■ Problem to work on: Rewrite the items from the first one through the line containing "photo-mourty <box>33 703 390 1251</box>", replacing "heading-bottom-line" with "footer-line" wherever it occurs and changing nothing else.

■ Material for the task:
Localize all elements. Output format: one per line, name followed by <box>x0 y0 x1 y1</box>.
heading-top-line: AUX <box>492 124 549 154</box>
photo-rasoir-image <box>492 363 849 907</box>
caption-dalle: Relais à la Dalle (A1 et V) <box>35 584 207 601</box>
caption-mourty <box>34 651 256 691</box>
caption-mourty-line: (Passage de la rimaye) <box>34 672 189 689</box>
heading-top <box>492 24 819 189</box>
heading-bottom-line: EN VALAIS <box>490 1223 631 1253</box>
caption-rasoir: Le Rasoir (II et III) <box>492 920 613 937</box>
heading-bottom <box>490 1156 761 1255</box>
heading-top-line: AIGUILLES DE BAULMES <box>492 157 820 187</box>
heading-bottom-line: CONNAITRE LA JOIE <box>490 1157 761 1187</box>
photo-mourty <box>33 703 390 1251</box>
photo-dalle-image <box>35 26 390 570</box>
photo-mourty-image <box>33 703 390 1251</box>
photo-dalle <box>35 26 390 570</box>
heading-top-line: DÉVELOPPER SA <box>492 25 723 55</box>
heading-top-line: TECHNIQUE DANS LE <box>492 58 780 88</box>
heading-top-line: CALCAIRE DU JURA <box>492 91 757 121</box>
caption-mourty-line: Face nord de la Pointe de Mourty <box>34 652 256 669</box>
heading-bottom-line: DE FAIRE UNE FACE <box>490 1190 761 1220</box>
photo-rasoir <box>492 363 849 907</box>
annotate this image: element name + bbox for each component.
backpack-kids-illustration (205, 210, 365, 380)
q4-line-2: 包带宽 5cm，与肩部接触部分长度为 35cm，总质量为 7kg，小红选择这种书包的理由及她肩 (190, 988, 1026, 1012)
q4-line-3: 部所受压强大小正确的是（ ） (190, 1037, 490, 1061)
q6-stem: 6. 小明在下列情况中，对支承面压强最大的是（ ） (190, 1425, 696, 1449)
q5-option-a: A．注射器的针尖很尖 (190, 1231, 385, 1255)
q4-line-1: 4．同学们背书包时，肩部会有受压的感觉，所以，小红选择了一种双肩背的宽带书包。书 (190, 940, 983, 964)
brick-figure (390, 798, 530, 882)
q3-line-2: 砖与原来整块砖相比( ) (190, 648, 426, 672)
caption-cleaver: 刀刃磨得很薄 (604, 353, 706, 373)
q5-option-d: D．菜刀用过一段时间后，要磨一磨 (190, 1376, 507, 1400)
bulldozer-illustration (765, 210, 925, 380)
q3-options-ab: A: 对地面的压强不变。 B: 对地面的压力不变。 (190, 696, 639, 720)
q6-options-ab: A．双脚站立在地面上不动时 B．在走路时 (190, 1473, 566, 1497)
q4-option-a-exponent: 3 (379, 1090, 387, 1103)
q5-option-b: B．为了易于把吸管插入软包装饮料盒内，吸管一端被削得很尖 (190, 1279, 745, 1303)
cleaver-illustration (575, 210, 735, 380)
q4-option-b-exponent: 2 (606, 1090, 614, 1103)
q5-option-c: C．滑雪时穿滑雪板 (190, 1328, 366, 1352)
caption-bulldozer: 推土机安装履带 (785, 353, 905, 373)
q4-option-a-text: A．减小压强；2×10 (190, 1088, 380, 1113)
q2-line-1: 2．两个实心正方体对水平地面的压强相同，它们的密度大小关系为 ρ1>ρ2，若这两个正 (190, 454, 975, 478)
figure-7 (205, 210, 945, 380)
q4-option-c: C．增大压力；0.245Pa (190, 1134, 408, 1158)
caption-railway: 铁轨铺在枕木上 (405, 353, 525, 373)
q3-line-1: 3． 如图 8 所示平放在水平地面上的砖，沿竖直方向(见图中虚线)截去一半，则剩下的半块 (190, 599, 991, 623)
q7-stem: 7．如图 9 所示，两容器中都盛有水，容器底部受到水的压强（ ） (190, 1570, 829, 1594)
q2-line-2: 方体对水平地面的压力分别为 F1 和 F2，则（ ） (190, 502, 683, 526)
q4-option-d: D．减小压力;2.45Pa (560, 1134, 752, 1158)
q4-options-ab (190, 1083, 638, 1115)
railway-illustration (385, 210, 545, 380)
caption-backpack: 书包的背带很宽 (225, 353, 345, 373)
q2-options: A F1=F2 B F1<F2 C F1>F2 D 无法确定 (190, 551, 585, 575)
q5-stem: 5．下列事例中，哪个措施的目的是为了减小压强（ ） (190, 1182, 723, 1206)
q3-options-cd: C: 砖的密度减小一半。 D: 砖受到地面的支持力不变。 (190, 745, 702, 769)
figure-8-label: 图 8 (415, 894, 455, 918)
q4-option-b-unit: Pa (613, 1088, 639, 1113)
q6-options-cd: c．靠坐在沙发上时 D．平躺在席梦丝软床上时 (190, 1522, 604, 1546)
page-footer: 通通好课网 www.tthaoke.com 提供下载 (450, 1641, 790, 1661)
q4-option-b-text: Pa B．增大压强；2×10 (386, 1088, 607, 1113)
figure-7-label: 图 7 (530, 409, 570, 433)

■ Task result:
Localize all elements. Output format: one per line, name followed by <box>x0 y0 x1 y1</box>.
heading-top-line: AUX <box>492 124 549 154</box>
photo-rasoir-image <box>492 363 849 907</box>
caption-dalle: Relais à la Dalle (A1 et V) <box>35 584 207 601</box>
caption-mourty <box>34 651 256 691</box>
caption-mourty-line: (Passage de la rimaye) <box>34 672 189 689</box>
heading-top <box>492 24 819 189</box>
footer-line: EN VALAIS <box>490 1223 631 1253</box>
caption-rasoir: Le Rasoir (II et III) <box>492 920 613 937</box>
heading-bottom <box>490 1156 761 1255</box>
heading-top-line: AIGUILLES DE BAULMES <box>492 157 820 187</box>
footer-line: CONNAITRE LA JOIE <box>490 1157 761 1187</box>
photo-mourty <box>33 703 390 1251</box>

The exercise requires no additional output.